--- start Exercise materials ---

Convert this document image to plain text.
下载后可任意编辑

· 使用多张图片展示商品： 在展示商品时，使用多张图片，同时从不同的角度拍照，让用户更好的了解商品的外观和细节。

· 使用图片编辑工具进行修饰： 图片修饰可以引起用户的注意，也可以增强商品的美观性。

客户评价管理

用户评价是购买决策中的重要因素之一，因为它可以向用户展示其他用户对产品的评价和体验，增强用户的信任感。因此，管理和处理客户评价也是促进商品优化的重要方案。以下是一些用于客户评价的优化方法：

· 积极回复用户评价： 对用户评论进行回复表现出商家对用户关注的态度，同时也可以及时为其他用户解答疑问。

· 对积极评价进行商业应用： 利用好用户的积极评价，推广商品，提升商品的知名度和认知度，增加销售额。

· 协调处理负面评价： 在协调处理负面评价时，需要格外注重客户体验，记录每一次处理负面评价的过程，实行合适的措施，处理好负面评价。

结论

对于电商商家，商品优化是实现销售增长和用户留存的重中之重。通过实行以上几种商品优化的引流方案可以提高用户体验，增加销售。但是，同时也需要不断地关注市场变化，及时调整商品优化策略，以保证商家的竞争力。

--- end Exercise materials ---

Transcribe the data above in full, exactly.

The completed task:
Convert this document image to plain text.
下载后可任意编辑

· 使用多张图片展示商品： 在展示商品时，使用多张图片，同时从不同的角度拍照，让用户更好的了解商品的外观和细节。

· 使用图片编辑工具进行修饰： 图片修饰可以引起用户的注意，也可以增强商品的美观性。

客户评价管理

用户评价是购买决策中的重要因素之一，因为它可以向用户展示其他用户对产品的评价和体验，增强用户的信任感。因此，管理和处理客户评价也是促进商品优化的重要方案。以下是一些用于客户评价的优化方法：

· 积极回复用户评价： 对用户评论进行回复表现出商家对用户关注的态度，同时也可以及时为其他用户解答疑问。

· 对积极评价进行商业应用： 利用好用户的积极评价，推广商品，提升商品的知名度和认知度，增加销售额。

· 协调处理负面评价： 在协调处理负面评价时，需要格外注重客户体验，记录每一次处理负面评价的过程，实行合适的措施，处理好负面评价。

结论

对于电商商家，商品优化是实现销售增长和用户留存的重中之重。通过实行以上几种商品优化的引流方案可以提高用户体验，增加销售。但是，同时也需要不断地关注市场变化，及时调整商品优化策略，以保证商家的竞争力。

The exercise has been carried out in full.